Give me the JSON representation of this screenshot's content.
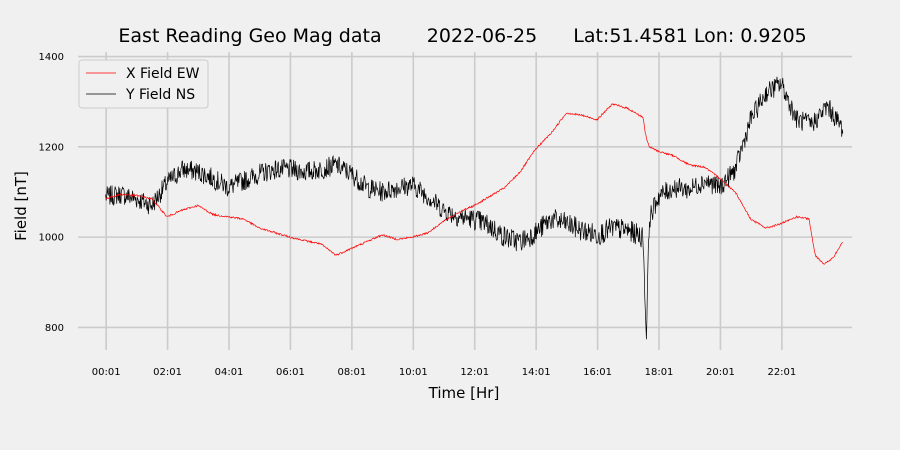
{
  "chart_data": {
    "type": "line",
    "title": {
      "main": "East Reading Geo Mag data",
      "date": "2022-06-25",
      "location": "Lat:51.4581  Lon: 0.9205"
    },
    "xlabel": "Time  [Hr]",
    "ylabel": "Field  [nT]",
    "xlim": [
      -0.9,
      24.3
    ],
    "ylim": [
      750,
      1410
    ],
    "x_ticks": [
      {
        "hour": 0.0167,
        "label": "00:01"
      },
      {
        "hour": 2.0167,
        "label": "02:01"
      },
      {
        "hour": 4.0167,
        "label": "04:01"
      },
      {
        "hour": 6.0167,
        "label": "06:01"
      },
      {
        "hour": 8.0167,
        "label": "08:01"
      },
      {
        "hour": 10.0167,
        "label": "10:01"
      },
      {
        "hour": 12.0167,
        "label": "12:01"
      },
      {
        "hour": 14.0167,
        "label": "14:01"
      },
      {
        "hour": 16.0167,
        "label": "16:01"
      },
      {
        "hour": 18.0167,
        "label": "18:01"
      },
      {
        "hour": 20.0167,
        "label": "20:01"
      },
      {
        "hour": 22.0167,
        "label": "22:01"
      }
    ],
    "y_ticks": [
      800,
      1000,
      1200,
      1400
    ],
    "grid": true,
    "legend": "top-left",
    "series": [
      {
        "name": "X Field EW",
        "color": "#ff0000",
        "x": [
          0.0,
          0.5,
          1.0,
          1.5,
          2.0,
          2.5,
          3.0,
          3.5,
          4.0,
          4.5,
          5.0,
          5.5,
          6.0,
          6.5,
          7.0,
          7.5,
          8.0,
          8.5,
          9.0,
          9.5,
          10.0,
          10.5,
          11.0,
          11.5,
          12.0,
          12.5,
          13.0,
          13.5,
          14.0,
          14.5,
          15.0,
          15.5,
          16.0,
          16.5,
          17.0,
          17.5,
          17.55,
          17.6,
          17.7,
          18.0,
          18.5,
          19.0,
          19.5,
          20.0,
          20.5,
          21.0,
          21.5,
          22.0,
          22.5,
          22.9,
          23.1,
          23.4,
          23.7,
          24.0
        ],
        "y": [
          1085,
          1095,
          1092,
          1085,
          1045,
          1060,
          1070,
          1050,
          1045,
          1040,
          1020,
          1010,
          1000,
          992,
          985,
          960,
          975,
          990,
          1005,
          995,
          1000,
          1010,
          1035,
          1055,
          1070,
          1090,
          1110,
          1145,
          1195,
          1230,
          1275,
          1270,
          1260,
          1295,
          1285,
          1265,
          1240,
          1220,
          1200,
          1190,
          1180,
          1160,
          1155,
          1130,
          1100,
          1040,
          1020,
          1030,
          1045,
          1040,
          960,
          940,
          955,
          990
        ]
      },
      {
        "name": "Y Field NS",
        "color": "#000000",
        "x": [
          0.0,
          0.5,
          1.0,
          1.5,
          2.0,
          2.5,
          3.0,
          3.5,
          4.0,
          4.5,
          5.0,
          5.5,
          6.0,
          6.5,
          7.0,
          7.5,
          8.0,
          8.5,
          9.0,
          9.5,
          10.0,
          10.5,
          11.0,
          11.5,
          12.0,
          12.5,
          13.0,
          13.5,
          14.0,
          14.5,
          15.0,
          15.5,
          16.0,
          16.5,
          17.0,
          17.5,
          17.6,
          17.7,
          18.0,
          18.5,
          19.0,
          19.5,
          20.0,
          20.5,
          21.0,
          21.5,
          22.0,
          22.5,
          23.0,
          23.5,
          24.0
        ],
        "y": [
          1090,
          1095,
          1085,
          1070,
          1120,
          1150,
          1145,
          1130,
          1110,
          1125,
          1140,
          1150,
          1150,
          1145,
          1150,
          1160,
          1140,
          1110,
          1100,
          1110,
          1115,
          1090,
          1060,
          1045,
          1040,
          1025,
          1000,
          990,
          1010,
          1040,
          1030,
          1015,
          1005,
          1020,
          1015,
          1000,
          775,
          1040,
          1090,
          1110,
          1105,
          1125,
          1110,
          1150,
          1260,
          1320,
          1340,
          1260,
          1250,
          1290,
          1240
        ]
      }
    ]
  }
}
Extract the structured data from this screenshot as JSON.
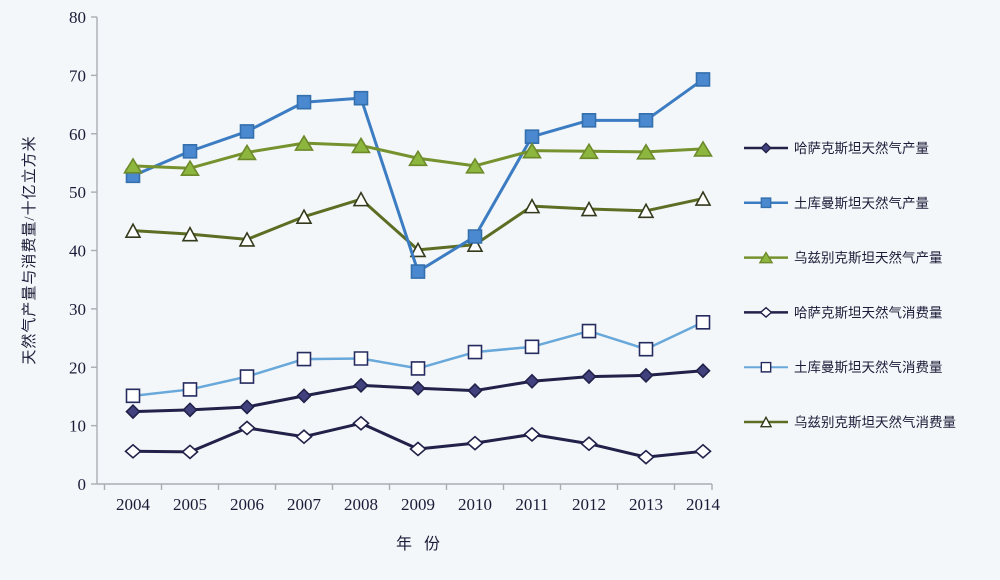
{
  "chart_data": {
    "type": "line",
    "title": "",
    "xlabel": "年 份",
    "ylabel": "天然气产量与消费量/十亿立方米",
    "x": [
      2004,
      2005,
      2006,
      2007,
      2008,
      2009,
      2010,
      2011,
      2012,
      2013,
      2014
    ],
    "ylim": [
      0,
      80
    ],
    "ytick_step": 10,
    "yticks": [
      0,
      10,
      20,
      30,
      40,
      50,
      60,
      70,
      80
    ],
    "grid": false,
    "legend_position": "right",
    "background_color": "#f4f7f9",
    "axis_color": "#a8aeb4",
    "text_color": "#1b1b38",
    "series": [
      {
        "name": "哈萨克斯坦天然气产量",
        "marker": "diamond",
        "marker_fill": "#41417e",
        "marker_stroke": "#21214a",
        "line_color": "#21214a",
        "line_width": 3,
        "marker_w": 13,
        "marker_h": 13,
        "values": [
          12.4,
          12.7,
          13.2,
          15.1,
          16.9,
          16.4,
          16.0,
          17.6,
          18.4,
          18.6,
          19.4
        ]
      },
      {
        "name": "土库曼斯坦天然气产量",
        "marker": "square",
        "marker_fill": "#4a88cf",
        "marker_stroke": "#3570ae",
        "line_color": "#3c7cc2",
        "line_width": 3,
        "marker_w": 13,
        "marker_h": 13,
        "values": [
          52.8,
          57.0,
          60.4,
          65.4,
          66.1,
          36.4,
          42.4,
          59.5,
          62.3,
          62.3,
          69.3
        ]
      },
      {
        "name": "乌兹别克斯坦天然气产量",
        "marker": "triangle",
        "marker_fill": "#8db63f",
        "marker_stroke": "#6d8a2b",
        "line_color": "#76922f",
        "line_width": 3,
        "marker_w": 17,
        "marker_h": 14,
        "values": [
          54.5,
          54.1,
          56.8,
          58.4,
          58.0,
          55.8,
          54.5,
          57.1,
          57.0,
          56.9,
          57.4
        ]
      },
      {
        "name": "哈萨克斯坦天然气消费量",
        "marker": "diamond",
        "marker_fill": "#ffffff",
        "marker_stroke": "#21214a",
        "line_color": "#21214a",
        "line_width": 3,
        "marker_w": 15,
        "marker_h": 13,
        "values": [
          5.6,
          5.5,
          9.6,
          8.1,
          10.4,
          6.0,
          7.0,
          8.5,
          6.9,
          4.6,
          5.6
        ]
      },
      {
        "name": "土库曼斯坦天然气消费量",
        "marker": "square",
        "marker_fill": "#ffffff",
        "marker_stroke": "#262c60",
        "line_color": "#68a8da",
        "line_width": 2.5,
        "marker_w": 13,
        "marker_h": 13,
        "values": [
          15.1,
          16.2,
          18.4,
          21.4,
          21.5,
          19.8,
          22.6,
          23.5,
          26.2,
          23.1,
          27.7
        ]
      },
      {
        "name": "乌兹别克斯坦天然气消费量",
        "marker": "triangle",
        "marker_fill": "#ffffff",
        "marker_stroke": "#33391b",
        "line_color": "#5d6e24",
        "line_width": 3,
        "marker_w": 14,
        "marker_h": 13,
        "values": [
          43.4,
          42.8,
          41.9,
          45.8,
          48.8,
          40.1,
          41.0,
          47.6,
          47.1,
          46.8,
          48.9
        ]
      }
    ]
  }
}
________________________
▶ [WHAT TO DO] Copy the records above exactly, omitting every picture.

▶ [FINISHED EXERCISE]
Give me the JSON representation of this screenshot's content.
{
  "chart_data": {
    "type": "line",
    "title": {
      "main": "East Reading Geo Mag data",
      "date": "2022-06-25",
      "location": "Lat:51.4581  Lon: 0.9205"
    },
    "xlabel": "Time  [Hr]",
    "ylabel": "Field  [nT]",
    "xlim": [
      -0.9,
      24.3
    ],
    "ylim": [
      750,
      1410
    ],
    "x_ticks": [
      {
        "hour": 0.0167,
        "label": "00:01"
      },
      {
        "hour": 2.0167,
        "label": "02:01"
      },
      {
        "hour": 4.0167,
        "label": "04:01"
      },
      {
        "hour": 6.0167,
        "label": "06:01"
      },
      {
        "hour": 8.0167,
        "label": "08:01"
      },
      {
        "hour": 10.0167,
        "label": "10:01"
      },
      {
        "hour": 12.0167,
        "label": "12:01"
      },
      {
        "hour": 14.0167,
        "label": "14:01"
      },
      {
        "hour": 16.0167,
        "label": "16:01"
      },
      {
        "hour": 18.0167,
        "label": "18:01"
      },
      {
        "hour": 20.0167,
        "label": "20:01"
      },
      {
        "hour": 22.0167,
        "label": "22:01"
      }
    ],
    "y_ticks": [
      800,
      1000,
      1200,
      1400
    ],
    "grid": true,
    "legend": "top-left",
    "series": [
      {
        "name": "X Field EW",
        "color": "#ff0000",
        "x": [
          0.0,
          0.5,
          1.0,
          1.5,
          2.0,
          2.5,
          3.0,
          3.5,
          4.0,
          4.5,
          5.0,
          5.5,
          6.0,
          6.5,
          7.0,
          7.5,
          8.0,
          8.5,
          9.0,
          9.5,
          10.0,
          10.5,
          11.0,
          11.5,
          12.0,
          12.5,
          13.0,
          13.5,
          14.0,
          14.5,
          15.0,
          15.5,
          16.0,
          16.5,
          17.0,
          17.5,
          17.55,
          17.6,
          17.7,
          18.0,
          18.5,
          19.0,
          19.5,
          20.0,
          20.5,
          21.0,
          21.5,
          22.0,
          22.5,
          22.9,
          23.1,
          23.4,
          23.7,
          24.0
        ],
        "y": [
          1085,
          1095,
          1092,
          1085,
          1045,
          1060,
          1070,
          1050,
          1045,
          1040,
          1020,
          1010,
          1000,
          992,
          985,
          960,
          975,
          990,
          1005,
          995,
          1000,
          1010,
          1035,
          1055,
          1070,
          1090,
          1110,
          1145,
          1195,
          1230,
          1275,
          1270,
          1260,
          1295,
          1285,
          1265,
          1240,
          1220,
          1200,
          1190,
          1180,
          1160,
          1155,
          1130,
          1100,
          1040,
          1020,
          1030,
          1045,
          1040,
          960,
          940,
          955,
          990
        ]
      },
      {
        "name": "Y Field NS",
        "color": "#000000",
        "x": [
          0.0,
          0.5,
          1.0,
          1.5,
          2.0,
          2.5,
          3.0,
          3.5,
          4.0,
          4.5,
          5.0,
          5.5,
          6.0,
          6.5,
          7.0,
          7.5,
          8.0,
          8.5,
          9.0,
          9.5,
          10.0,
          10.5,
          11.0,
          11.5,
          12.0,
          12.5,
          13.0,
          13.5,
          14.0,
          14.5,
          15.0,
          15.5,
          16.0,
          16.5,
          17.0,
          17.5,
          17.6,
          17.7,
          18.0,
          18.5,
          19.0,
          19.5,
          20.0,
          20.5,
          21.0,
          21.5,
          22.0,
          22.5,
          23.0,
          23.5,
          24.0
        ],
        "y": [
          1090,
          1095,
          1085,
          1070,
          1120,
          1150,
          1145,
          1130,
          1110,
          1125,
          1140,
          1150,
          1150,
          1145,
          1150,
          1160,
          1140,
          1110,
          1100,
          1110,
          1115,
          1090,
          1060,
          1045,
          1040,
          1025,
          1000,
          990,
          1010,
          1040,
          1030,
          1015,
          1005,
          1020,
          1015,
          1000,
          775,
          1040,
          1090,
          1110,
          1105,
          1125,
          1110,
          1150,
          1260,
          1320,
          1340,
          1260,
          1250,
          1290,
          1240
        ]
      }
    ]
  }
}
Extract the structured data from this screenshot as JSON.
{
  "chart_data": {
    "type": "line",
    "title": "",
    "xlabel": "年 份",
    "ylabel": "天然气产量与消费量/十亿立方米",
    "x": [
      2004,
      2005,
      2006,
      2007,
      2008,
      2009,
      2010,
      2011,
      2012,
      2013,
      2014
    ],
    "ylim": [
      0,
      80
    ],
    "ytick_step": 10,
    "yticks": [
      0,
      10,
      20,
      30,
      40,
      50,
      60,
      70,
      80
    ],
    "grid": false,
    "legend_position": "right",
    "background_color": "#f4f7f9",
    "axis_color": "#a8aeb4",
    "text_color": "#1b1b38",
    "series": [
      {
        "name": "哈萨克斯坦天然气产量",
        "marker": "diamond",
        "marker_fill": "#41417e",
        "marker_stroke": "#21214a",
        "line_color": "#21214a",
        "line_width": 3,
        "marker_w": 13,
        "marker_h": 13,
        "values": [
          12.4,
          12.7,
          13.2,
          15.1,
          16.9,
          16.4,
          16.0,
          17.6,
          18.4,
          18.6,
          19.4
        ]
      },
      {
        "name": "土库曼斯坦天然气产量",
        "marker": "square",
        "marker_fill": "#4a88cf",
        "marker_stroke": "#3570ae",
        "line_color": "#3c7cc2",
        "line_width": 3,
        "marker_w": 13,
        "marker_h": 13,
        "values": [
          52.8,
          57.0,
          60.4,
          65.4,
          66.1,
          36.4,
          42.4,
          59.5,
          62.3,
          62.3,
          69.3
        ]
      },
      {
        "name": "乌兹别克斯坦天然气产量",
        "marker": "triangle",
        "marker_fill": "#8db63f",
        "marker_stroke": "#6d8a2b",
        "line_color": "#76922f",
        "line_width": 3,
        "marker_w": 17,
        "marker_h": 14,
        "values": [
          54.5,
          54.1,
          56.8,
          58.4,
          58.0,
          55.8,
          54.5,
          57.1,
          57.0,
          56.9,
          57.4
        ]
      },
      {
        "name": "哈萨克斯坦天然气消费量",
        "marker": "diamond",
        "marker_fill": "#ffffff",
        "marker_stroke": "#21214a",
        "line_color": "#21214a",
        "line_width": 3,
        "marker_w": 15,
        "marker_h": 13,
        "values": [
          5.6,
          5.5,
          9.6,
          8.1,
          10.4,
          6.0,
          7.0,
          8.5,
          6.9,
          4.6,
          5.6
        ]
      },
      {
        "name": "土库曼斯坦天然气消费量",
        "marker": "square",
        "marker_fill": "#ffffff",
        "marker_stroke": "#262c60",
        "line_color": "#68a8da",
        "line_width": 2.5,
        "marker_w": 13,
        "marker_h": 13,
        "values": [
          15.1,
          16.2,
          18.4,
          21.4,
          21.5,
          19.8,
          22.6,
          23.5,
          26.2,
          23.1,
          27.7
        ]
      },
      {
        "name": "乌兹别克斯坦天然气消费量",
        "marker": "triangle",
        "marker_fill": "#ffffff",
        "marker_stroke": "#33391b",
        "line_color": "#5d6e24",
        "line_width": 3,
        "marker_w": 14,
        "marker_h": 13,
        "values": [
          43.4,
          42.8,
          41.9,
          45.8,
          48.8,
          40.1,
          41.0,
          47.6,
          47.1,
          46.8,
          48.9
        ]
      }
    ]
  }
}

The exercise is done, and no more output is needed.